> _Exercise goal_
Every entry that follows should be repeated exactly; drop the images.

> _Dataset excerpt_
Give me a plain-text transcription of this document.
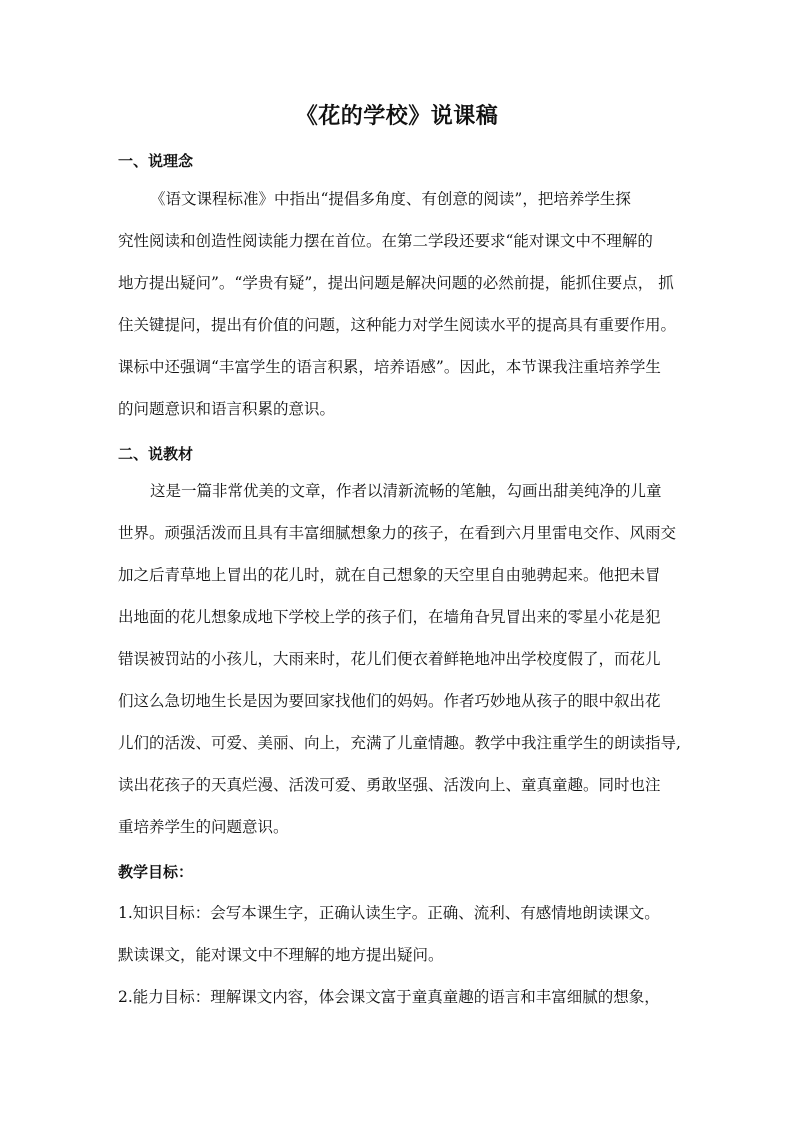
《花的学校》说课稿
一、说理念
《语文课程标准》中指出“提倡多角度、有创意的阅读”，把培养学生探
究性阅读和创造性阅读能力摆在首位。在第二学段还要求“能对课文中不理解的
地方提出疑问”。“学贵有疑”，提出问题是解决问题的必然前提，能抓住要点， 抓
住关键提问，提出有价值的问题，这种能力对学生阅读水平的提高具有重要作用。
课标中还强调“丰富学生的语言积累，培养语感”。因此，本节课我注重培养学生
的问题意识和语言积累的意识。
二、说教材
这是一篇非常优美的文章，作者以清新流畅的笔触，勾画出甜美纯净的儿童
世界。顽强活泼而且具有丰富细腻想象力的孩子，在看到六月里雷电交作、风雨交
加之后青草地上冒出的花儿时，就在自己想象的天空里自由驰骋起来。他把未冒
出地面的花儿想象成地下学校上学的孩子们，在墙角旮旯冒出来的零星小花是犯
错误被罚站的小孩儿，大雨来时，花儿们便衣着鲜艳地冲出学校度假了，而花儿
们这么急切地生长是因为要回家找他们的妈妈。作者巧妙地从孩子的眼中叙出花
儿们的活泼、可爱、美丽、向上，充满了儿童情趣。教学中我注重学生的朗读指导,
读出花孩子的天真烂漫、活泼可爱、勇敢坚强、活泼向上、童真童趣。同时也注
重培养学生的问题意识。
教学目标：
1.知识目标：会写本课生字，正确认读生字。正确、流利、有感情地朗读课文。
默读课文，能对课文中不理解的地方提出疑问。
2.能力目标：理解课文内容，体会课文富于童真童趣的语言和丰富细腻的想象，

> _Solution to this task_
Give me a plain-text transcription of this document.
《花的学校》说课稿
一、说理念
《语文课程标准》中指出“提倡多角度、有创意的阅读”，把培养学生探
究性阅读和创造性阅读能力摆在首位。在第二学段还要求“能对课文中不理解的
地方提出疑问”。“学贵有疑”，提出问题是解决问题的必然前提，能抓住要点， 抓
住关键提问，提出有价值的问题，这种能力对学生阅读水平的提高具有重要作用。
课标中还强调“丰富学生的语言积累，培养语感”。因此，本节课我注重培养学生
的问题意识和语言积累的意识。
二、说教材
这是一篇非常优美的文章，作者以清新流畅的笔触，勾画出甜美纯净的儿童
世界。顽强活泼而且具有丰富细腻想象力的孩子，在看到六月里雷电交作、风雨交
加之后青草地上冒出的花儿时，就在自己想象的天空里自由驰骋起来。他把未冒
出地面的花儿想象成地下学校上学的孩子们，在墙角旮旯冒出来的零星小花是犯
错误被罚站的小孩儿，大雨来时，花儿们便衣着鲜艳地冲出学校度假了，而花儿
们这么急切地生长是因为要回家找他们的妈妈。作者巧妙地从孩子的眼中叙出花
儿们的活泼、可爱、美丽、向上，充满了儿童情趣。教学中我注重学生的朗读指导,
读出花孩子的天真烂漫、活泼可爱、勇敢坚强、活泼向上、童真童趣。同时也注
重培养学生的问题意识。
教学目标：
1.知识目标：会写本课生字，正确认读生字。正确、流利、有感情地朗读课文。
默读课文，能对课文中不理解的地方提出疑问。
2.能力目标：理解课文内容，体会课文富于童真童趣的语言和丰富细腻的想象，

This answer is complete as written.